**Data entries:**
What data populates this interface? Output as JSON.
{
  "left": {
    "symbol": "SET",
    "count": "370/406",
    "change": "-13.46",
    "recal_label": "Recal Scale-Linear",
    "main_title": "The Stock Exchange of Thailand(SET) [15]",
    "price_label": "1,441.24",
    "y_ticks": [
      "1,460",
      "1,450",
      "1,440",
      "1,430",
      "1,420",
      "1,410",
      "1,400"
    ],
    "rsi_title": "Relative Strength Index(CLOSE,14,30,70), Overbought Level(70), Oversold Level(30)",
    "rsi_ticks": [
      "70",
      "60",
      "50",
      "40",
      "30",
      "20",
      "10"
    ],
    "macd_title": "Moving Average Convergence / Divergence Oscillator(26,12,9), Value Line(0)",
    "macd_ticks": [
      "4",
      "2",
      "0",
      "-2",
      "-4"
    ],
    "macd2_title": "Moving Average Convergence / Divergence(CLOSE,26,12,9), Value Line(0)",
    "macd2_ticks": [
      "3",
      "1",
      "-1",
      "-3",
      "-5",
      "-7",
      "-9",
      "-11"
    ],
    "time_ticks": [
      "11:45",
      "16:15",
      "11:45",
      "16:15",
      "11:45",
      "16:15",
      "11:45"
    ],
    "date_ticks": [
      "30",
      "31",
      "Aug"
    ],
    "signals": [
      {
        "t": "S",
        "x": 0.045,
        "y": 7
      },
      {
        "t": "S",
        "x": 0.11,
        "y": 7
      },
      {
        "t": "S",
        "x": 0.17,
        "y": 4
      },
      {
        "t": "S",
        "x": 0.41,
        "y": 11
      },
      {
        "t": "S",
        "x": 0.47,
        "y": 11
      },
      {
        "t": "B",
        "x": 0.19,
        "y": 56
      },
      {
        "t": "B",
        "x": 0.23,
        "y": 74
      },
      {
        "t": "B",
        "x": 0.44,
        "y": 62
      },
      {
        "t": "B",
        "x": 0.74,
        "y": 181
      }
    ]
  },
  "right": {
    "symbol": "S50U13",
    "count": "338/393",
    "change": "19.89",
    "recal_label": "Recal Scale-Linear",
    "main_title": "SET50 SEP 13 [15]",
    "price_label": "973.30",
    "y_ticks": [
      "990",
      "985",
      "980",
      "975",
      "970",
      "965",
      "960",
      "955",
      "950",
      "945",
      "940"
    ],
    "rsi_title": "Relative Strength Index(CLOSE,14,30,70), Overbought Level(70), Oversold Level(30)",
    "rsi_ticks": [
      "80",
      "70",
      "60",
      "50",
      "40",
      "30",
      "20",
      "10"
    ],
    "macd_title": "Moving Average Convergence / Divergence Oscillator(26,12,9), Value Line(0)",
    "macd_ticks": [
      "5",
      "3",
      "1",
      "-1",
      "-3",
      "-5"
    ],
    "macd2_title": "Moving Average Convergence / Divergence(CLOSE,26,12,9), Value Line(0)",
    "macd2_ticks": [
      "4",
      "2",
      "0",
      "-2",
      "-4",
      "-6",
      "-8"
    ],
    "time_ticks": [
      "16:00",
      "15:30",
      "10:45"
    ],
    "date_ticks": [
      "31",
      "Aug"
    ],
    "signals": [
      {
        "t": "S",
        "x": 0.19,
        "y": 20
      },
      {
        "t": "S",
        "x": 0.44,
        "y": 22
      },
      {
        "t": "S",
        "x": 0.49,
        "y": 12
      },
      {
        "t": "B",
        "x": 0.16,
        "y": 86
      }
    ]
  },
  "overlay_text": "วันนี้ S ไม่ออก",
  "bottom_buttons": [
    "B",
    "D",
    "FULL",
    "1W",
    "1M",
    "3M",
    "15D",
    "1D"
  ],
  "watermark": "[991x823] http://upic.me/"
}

**Work to complete:** Above are some records; repeat all of them exactly.

**Answer to the problem:**
What data populates this interface? Output as JSON.
{
  "left": {
    "symbol": "SET",
    "count": "370/406",
    "change": "-13.46",
    "recal_label": "Recal Scale-Linear",
    "main_title": "The Stock Exchange of Thailand(SET) [15]",
    "price_label": "1,441.24",
    "y_ticks": [
      "1,460",
      "1,450",
      "1,440",
      "1,430",
      "1,420",
      "1,410",
      "1,400"
    ],
    "rsi_title": "Relative Strength Index(CLOSE,14,30,70), Overbought Level(70), Oversold Level(30)",
    "rsi_ticks": [
      "70",
      "60",
      "50",
      "40",
      "30",
      "20",
      "10"
    ],
    "macd_title": "Moving Average Convergence / Divergence Oscillator(26,12,9), Value Line(0)",
    "macd_ticks": [
      "4",
      "2",
      "0",
      "-2",
      "-4"
    ],
    "macd2_title": "Moving Average Convergence / Divergence(CLOSE,26,12,9), Value Line(0)",
    "macd2_ticks": [
      "3",
      "1",
      "-1",
      "-3",
      "-5",
      "-7",
      "-9",
      "-11"
    ],
    "time_ticks": [
      "11:45",
      "16:15",
      "11:45",
      "16:15",
      "11:45",
      "16:15",
      "11:45"
    ],
    "date_ticks": [
      "30",
      "31",
      "Aug"
    ],
    "signals": [
      {
        "t": "S",
        "x": 0.045,
        "y": 7
      },
      {
        "t": "S",
        "x": 0.11,
        "y": 7
      },
      {
        "t": "S",
        "x": 0.17,
        "y": 4
      },
      {
        "t": "S",
        "x": 0.41,
        "y": 11
      },
      {
        "t": "S",
        "x": 0.47,
        "y": 11
      },
      {
        "t": "B",
        "x": 0.19,
        "y": 56
      },
      {
        "t": "B",
        "x": 0.23,
        "y": 74
      },
      {
        "t": "B",
        "x": 0.44,
        "y": 62
      },
      {
        "t": "B",
        "x": 0.74,
        "y": 181
      }
    ]
  },
  "right": {
    "symbol": "S50U13",
    "count": "338/393",
    "change": "19.89",
    "recal_label": "Recal Scale-Linear",
    "main_title": "SET50 SEP 13 [15]",
    "price_label": "973.30",
    "y_ticks": [
      "990",
      "985",
      "980",
      "975",
      "970",
      "965",
      "960",
      "955",
      "950",
      "945",
      "940"
    ],
    "rsi_title": "Relative Strength Index(CLOSE,14,30,70), Overbought Level(70), Oversold Level(30)",
    "rsi_ticks": [
      "80",
      "70",
      "60",
      "50",
      "40",
      "30",
      "20",
      "10"
    ],
    "macd_title": "Moving Average Convergence / Divergence Oscillator(26,12,9), Value Line(0)",
    "macd_ticks": [
      "5",
      "3",
      "1",
      "-1",
      "-3",
      "-5"
    ],
    "macd2_title": "Moving Average Convergence / Divergence(CLOSE,26,12,9), Value Line(0)",
    "macd2_ticks": [
      "4",
      "2",
      "0",
      "-2",
      "-4",
      "-6",
      "-8"
    ],
    "time_ticks": [
      "16:00",
      "15:30",
      "10:45"
    ],
    "date_ticks": [
      "31",
      "Aug"
    ],
    "signals": [
      {
        "t": "S",
        "x": 0.19,
        "y": 20
      },
      {
        "t": "S",
        "x": 0.44,
        "y": 22
      },
      {
        "t": "S",
        "x": 0.49,
        "y": 12
      },
      {
        "t": "B",
        "x": 0.16,
        "y": 86
      }
    ]
  },
  "overlay_text": "วันนี้ S ไม่ออก",
  "bottom_buttons": [
    "B",
    "D",
    "FULL",
    "1W",
    "1M",
    "3M",
    "15D",
    "1D"
  ],
  "watermark": "[991x823] http://upic.me/"
}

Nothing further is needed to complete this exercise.